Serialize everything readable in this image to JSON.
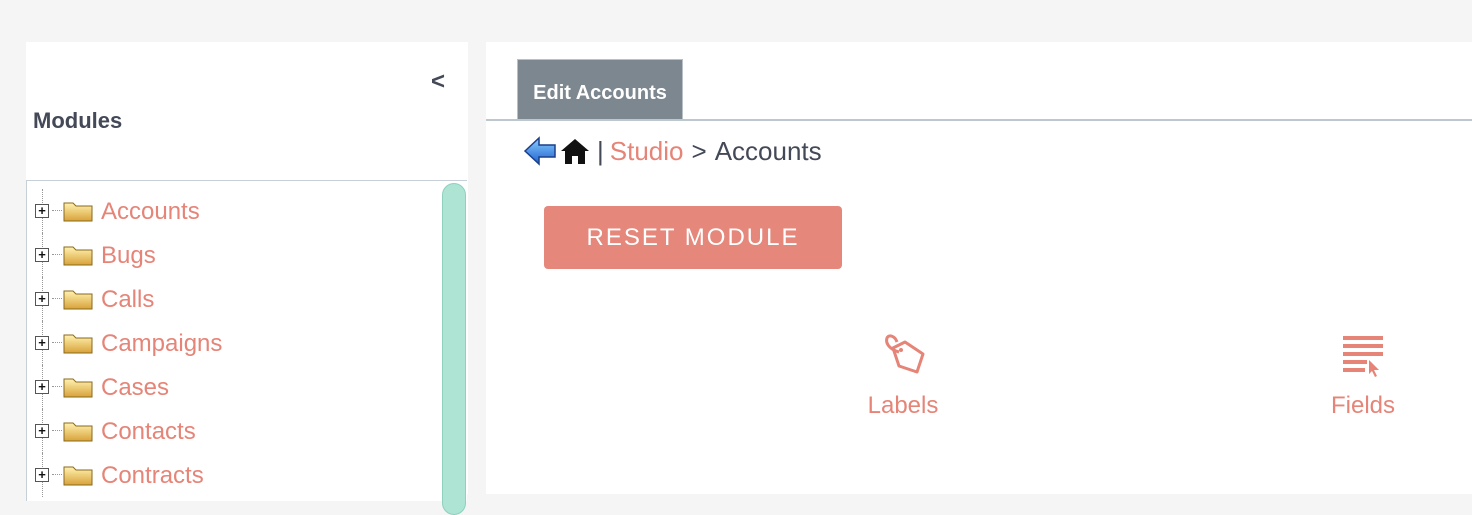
{
  "sidebar": {
    "collapse_glyph": "<",
    "title": "Modules",
    "items": [
      {
        "label": "Accounts"
      },
      {
        "label": "Bugs"
      },
      {
        "label": "Calls"
      },
      {
        "label": "Campaigns"
      },
      {
        "label": "Cases"
      },
      {
        "label": "Contacts"
      },
      {
        "label": "Contracts"
      }
    ]
  },
  "main": {
    "tab_label": "Edit Accounts",
    "breadcrumb": {
      "separator": "|",
      "studio": "Studio",
      "arrow": ">",
      "current": "Accounts"
    },
    "reset_button": "RESET MODULE",
    "studio_items": [
      {
        "label": "Labels",
        "icon": "tag-icon"
      },
      {
        "label": "Fields",
        "icon": "fields-icon"
      }
    ]
  },
  "colors": {
    "accent": "#e58477",
    "button": "#e5877a",
    "tab": "#7c878f",
    "scrollbar": "#ade4d4",
    "text_dark": "#444957"
  }
}
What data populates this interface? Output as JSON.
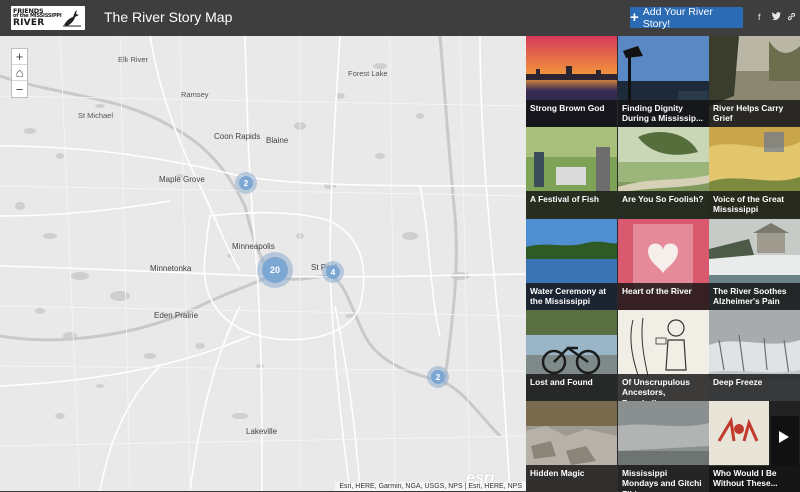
{
  "header": {
    "logo": {
      "line1": "FRIENDS",
      "line2": "of the MISSISSIPPI",
      "line3": "RIVER"
    },
    "title": "The River Story Map",
    "add_button": "Add Your River Story!",
    "social": {
      "facebook": "f",
      "twitter": "t",
      "link": "link"
    }
  },
  "map": {
    "zoom": {
      "in": "+",
      "home": "⌂",
      "out": "−"
    },
    "cities": [
      "Elk River",
      "Forest Lake",
      "Ramsey",
      "St Michael",
      "Coon Rapids",
      "Blaine",
      "Maple Grove",
      "Minneapolis",
      "Minnetonka",
      "St Paul",
      "Eden Prairie",
      "Lakeville"
    ],
    "clusters": [
      {
        "label": "2"
      },
      {
        "label": "20"
      },
      {
        "label": "4"
      },
      {
        "label": "2"
      }
    ],
    "attribution": "Esri, HERE, Garmin, NGA, USGS, NPS | Esri, HERE, NPS",
    "esri": "esri"
  },
  "stories": [
    {
      "title": "Strong Brown God"
    },
    {
      "title": "Finding Dignity During a Mississip..."
    },
    {
      "title": "River Helps Carry Grief"
    },
    {
      "title": "A Festival of Fish"
    },
    {
      "title": "Are You So Foolish?"
    },
    {
      "title": "Voice of the Great Mississippi"
    },
    {
      "title": "Water Ceremony at the Mississippi"
    },
    {
      "title": "Heart of the River"
    },
    {
      "title": "The River Soothes Alzheimer's Pain"
    },
    {
      "title": "Lost and Found"
    },
    {
      "title": "Of Unscrupulous Ancestors, Baseball..."
    },
    {
      "title": "Deep Freeze"
    },
    {
      "title": "Hidden Magic"
    },
    {
      "title": "Mississippi Mondays and Gitchi Zibi"
    },
    {
      "title": "Who Would I Be Without These..."
    }
  ],
  "colors": {
    "header": "#3e3e3e",
    "accent": "#2a6bb3",
    "cluster": "#7da7d3",
    "map": "#e8e8e8"
  }
}
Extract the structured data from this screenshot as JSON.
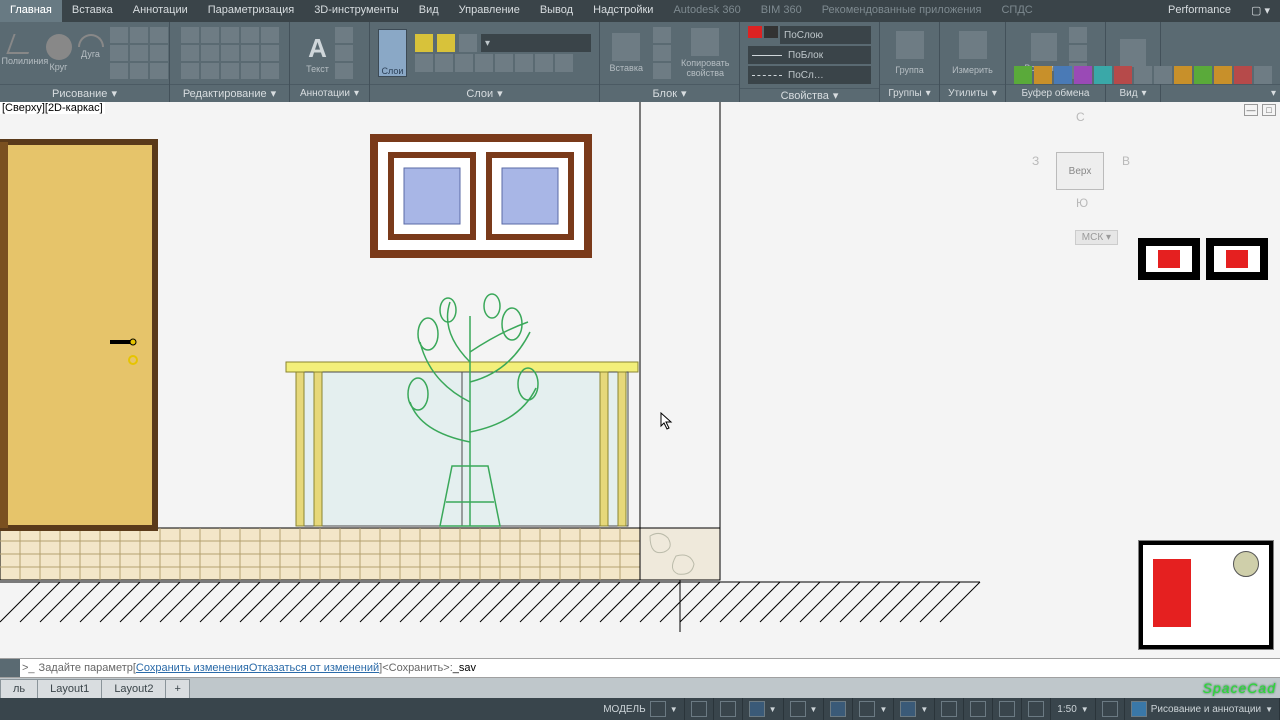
{
  "menu_tabs": {
    "main": "Главная",
    "insert": "Вставка",
    "annotate": "Аннотации",
    "param": "Параметризация",
    "tools3d": "3D-инструменты",
    "view": "Вид",
    "manage": "Управление",
    "output": "Вывод",
    "addins": "Надстройки",
    "a360": "Autodesk 360",
    "bim360": "BIM 360",
    "recommended": "Рекомендованные приложения",
    "express": "СПДС",
    "performance": "Performance"
  },
  "panels": {
    "draw": "Рисование",
    "edit": "Редактирование",
    "annot": "Аннотации",
    "layers": "Слои",
    "block": "Блок",
    "props": "Свойства",
    "groups": "Группы",
    "utils": "Утилиты",
    "clip": "Буфер обмена",
    "view": "Вид"
  },
  "draw_tools": {
    "polyline": "Полилиния",
    "circle": "Круг",
    "arc": "Дуга"
  },
  "layer_btn": "Слои",
  "block_tools": {
    "insert": "Вставка",
    "copy_props": "Копировать\nсвойства"
  },
  "props_combo": {
    "bylayer": "ПоСлою",
    "byblock": "ПоБлок",
    "bylayer2": "ПоСл…"
  },
  "groups_label": "Группа",
  "utils_label": "Измерить",
  "clip_label": "Вставить",
  "view_label": "[Сверху][2D-каркас]",
  "viewcube": {
    "face": "Верх",
    "n": "С",
    "s": "Ю",
    "e": "В",
    "w": "З",
    "ucs": "МСК"
  },
  "minmax": {
    "min": "—",
    "max": "□"
  },
  "cmd": {
    "prompt": "Задайте параметр ",
    "opt1": "Сохранить изменения",
    "opt2": "Отказаться от изменений",
    "default": " <Сохранить>: ",
    "typed": "_sav"
  },
  "layout_tabs": {
    "model": "ль",
    "l1": "Layout1",
    "l2": "Layout2",
    "add": "+"
  },
  "status": {
    "model": "МОДЕЛЬ",
    "scale": "1:50",
    "workspace": "Рисование и аннотации"
  },
  "brand": "SpaceCad"
}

| To be done |
Look through the listing and extract every line with "data" in it.

| Answer to this exercise |
What data populates this interface? Output as JSON.
Extract the structured data from this screenshot as JSON.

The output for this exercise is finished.